# Provided information
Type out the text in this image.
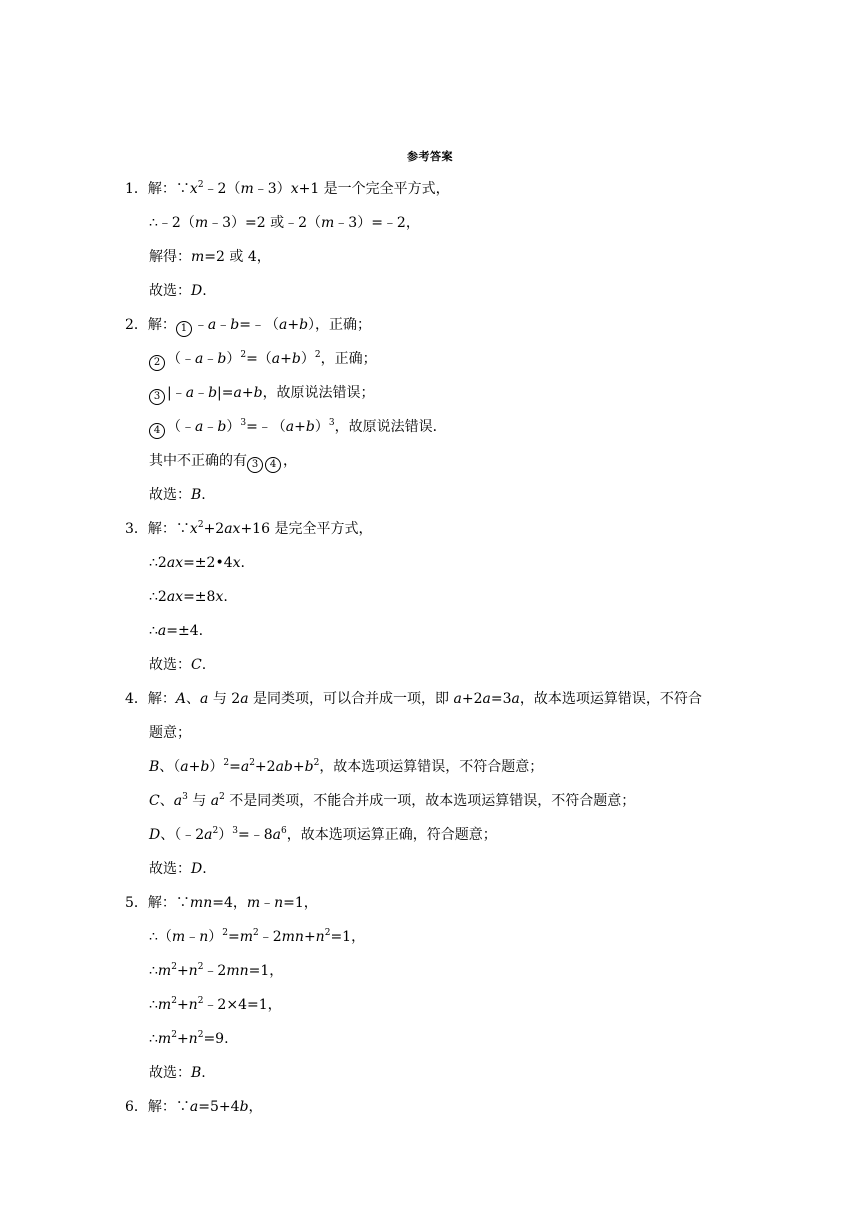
参考答案
1．解：$\because x^2﹣2(m﹣3)x+1$ 是一个完全平方式，
∴﹣2（m﹣3）=2 或﹣2（m﹣3）=﹣2，
解得：m=2 或 4，
故选：D.
2．解： 1 ﹣a﹣b=﹣（a+b），正确；
2 $(﹣a﹣b)^2=(a+b)^2$，正确；
3 |﹣a﹣b|=a+b，故原说法错误；
4 $(﹣a﹣b)^3=﹣(a+b)^3$，故原说法错误．
其中不正确的有 3 4 ，
故选：B.
3．解：$\because x^2+2ax+16$ 是完全平方式，
∴2ax=±2•4x.
∴2ax=±8x.
∴a=±4.
故选：C.
4．解：A、a 与 2a 是同类项，可以合并成一项，即 a+2a=3a，故本选项运算错误，不符合
题意；
B、$(a+b)^2=a^2+2ab+b^2$，故本选项运算错误，不符合题意；
C、$a^3$ 与 $a^2$ 不是同类项，不能合并成一项，故本选项运算错误，不符合题意；
D、$(﹣2a^2)^3=﹣8a^6$，故本选项运算正确，符合题意；
故选：D.
5．解：∵mn=4，m﹣n=1，
$\therefore(m﹣n)^2=m^2﹣2mn+n^2=1$，
$\therefore m^2+n^2﹣2mn=1$，
$\therefore m^2+n^2﹣2\times 4=1$，
$\therefore m^2+n^2=9$.
故选：B.
6．解：∵a=5+4b，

# Exercise objective
All of the data above should be transcribed verbatim, with pictures omitted.

# Written answer
Type out the text in this image.
参考答案
1．解：$\because x^2﹣2(m﹣3)x+1$ 是一个完全平方式，
∴﹣2（m﹣3）=2 或﹣2（m﹣3）=﹣2，
解得：m=2 或 4，
故选：D.
2．解： 1 ﹣a﹣b=﹣（a+b），正确；
2 $(﹣a﹣b)^2=(a+b)^2$，正确；
3 |﹣a﹣b|=a+b，故原说法错误；
4 $(﹣a﹣b)^3=﹣(a+b)^3$，故原说法错误．
其中不正确的有 3 4 ，
故选：B.
3．解：$\because x^2+2ax+16$ 是完全平方式，
∴2ax=±2•4x.
∴2ax=±8x.
∴a=±4.
故选：C.
4．解：A、a 与 2a 是同类项，可以合并成一项，即 a+2a=3a，故本选项运算错误，不符合
题意；
B、$(a+b)^2=a^2+2ab+b^2$，故本选项运算错误，不符合题意；
C、$a^3$ 与 $a^2$ 不是同类项，不能合并成一项，故本选项运算错误，不符合题意；
D、$(﹣2a^2)^3=﹣8a^6$，故本选项运算正确，符合题意；
故选：D.
5．解：∵mn=4，m﹣n=1，
$\therefore(m﹣n)^2=m^2﹣2mn+n^2=1$，
$\therefore m^2+n^2﹣2mn=1$，
$\therefore m^2+n^2﹣2\times 4=1$，
$\therefore m^2+n^2=9$.
故选：B.
6．解：∵a=5+4b，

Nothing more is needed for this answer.